* begin Data lines *

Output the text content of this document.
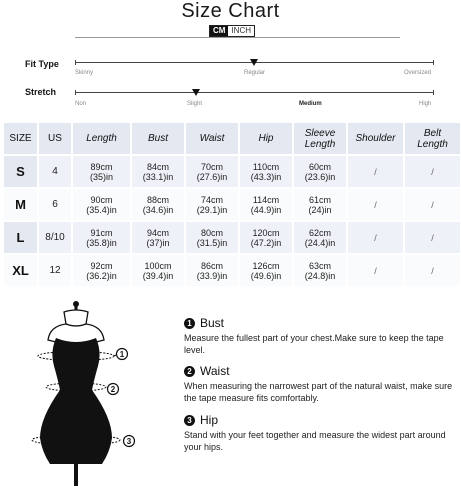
Size Chart
CM INCH
Fit Type
Skinny	Regular	Oversized
Stretch
Non	Slight	Medium	High
SIZE	US	Length	Bust	Waist	Hip	Sleeve
Length	Shoulder	Belt
Length
S	4	89cm
(35)in	84cm
(33.1)in	70cm
(27.6)in	110cm
(43.3)in	60cm
(23.6)in	/	/
M	6	90cm
(35.4)in	88cm
(34.6)in	74cm
(29.1)in	114cm
(44.9)in	61cm
(24)in	/	/
L	8/10	91cm
(35.8)in	94cm
(37)in	80cm
(31.5)in	120cm
(47.2)in	62cm
(24.4)in	/	/
XL	12	92cm
(36.2)in	100cm
(39.4)in	86cm
(33.9)in	126cm
(49.6)in	63cm
(24.8)in	/	/
1
2
3
1 Bust
Measure the fullest part of your chest.Make sure to keep the tape level.
2 Waist
When measuring the narrowest part of the natural waist, make sure the tape measure fits comfortably.
3 Hip
Stand with your feet together and measure the widest part around your hips.
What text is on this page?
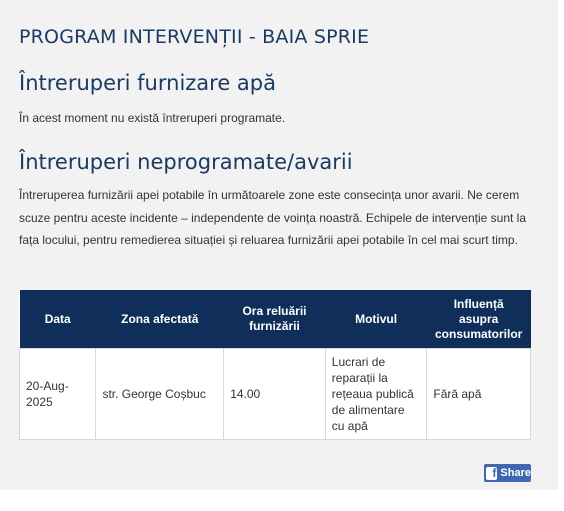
PROGRAM INTERVENȚII - BAIA SPRIE
Întreruperi furnizare apă
În acest moment nu există întreruperi programate.
Întreruperi neprogramate/avarii
Întreruperea furnizării apei potabile în următoarele zone este consecința unor avarii. Ne cerem scuze pentru aceste incidente – independente de voința noastră. Echipele de intervenție sunt la fața locului, pentru remedierea situației și reluarea furnizării apei potabile în cel mai scurt timp.
Data	Zona afectată	Ora reluării furnizării	Motivul	Influență asupra consumatorilor
20-Aug-2025	str. George Coșbuc	14.00	Lucrari de reparații la rețeaua publică de alimentare cu apă	Fără apă
f Share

* end Data lines *

*Exercise details:* Output nothing but the number of lines in the data containing the string "tape".

*Answer to the task:* 2